* _Aim of the exercise_:
Make an exact copy of the entries below with the pictures removed.

(Dataset rows)
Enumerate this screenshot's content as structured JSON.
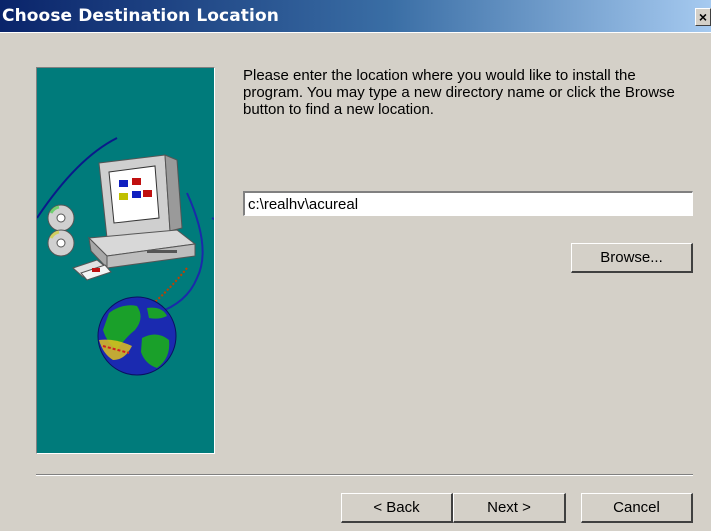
{
  "window": {
    "title": "Choose Destination Location",
    "close_glyph": "×"
  },
  "main": {
    "instructions": "Please enter the location where you would like to install the program.  You may type a new directory name or click the Browse button to find a new location.",
    "destination_path": "c:\\realhv\\acureal",
    "browse_label": "Browse..."
  },
  "footer": {
    "back_label": "< Back",
    "next_label": "Next >",
    "cancel_label": "Cancel"
  },
  "side_panel": {
    "icons": [
      "computer-icon",
      "cd-icon",
      "floppy-icon",
      "globe-icon"
    ]
  },
  "colors": {
    "title_bar": "#0a246a",
    "panel_bg": "#007b7b",
    "dialog_bg": "#d4d0c8"
  }
}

* _Task solution_:
Enumerate this screenshot's content as structured JSON.
{
  "window": {
    "title": "Choose Destination Location",
    "close_glyph": "×"
  },
  "main": {
    "instructions": "Please enter the location where you would like to install the program.  You may type a new directory name or click the Browse button to find a new location.",
    "destination_path": "c:\\realhv\\acureal",
    "browse_label": "Browse..."
  },
  "footer": {
    "back_label": "< Back",
    "next_label": "Next >",
    "cancel_label": "Cancel"
  },
  "side_panel": {
    "icons": [
      "computer-icon",
      "cd-icon",
      "floppy-icon",
      "globe-icon"
    ]
  },
  "colors": {
    "title_bar": "#0a246a",
    "panel_bg": "#007b7b",
    "dialog_bg": "#d4d0c8"
  }
}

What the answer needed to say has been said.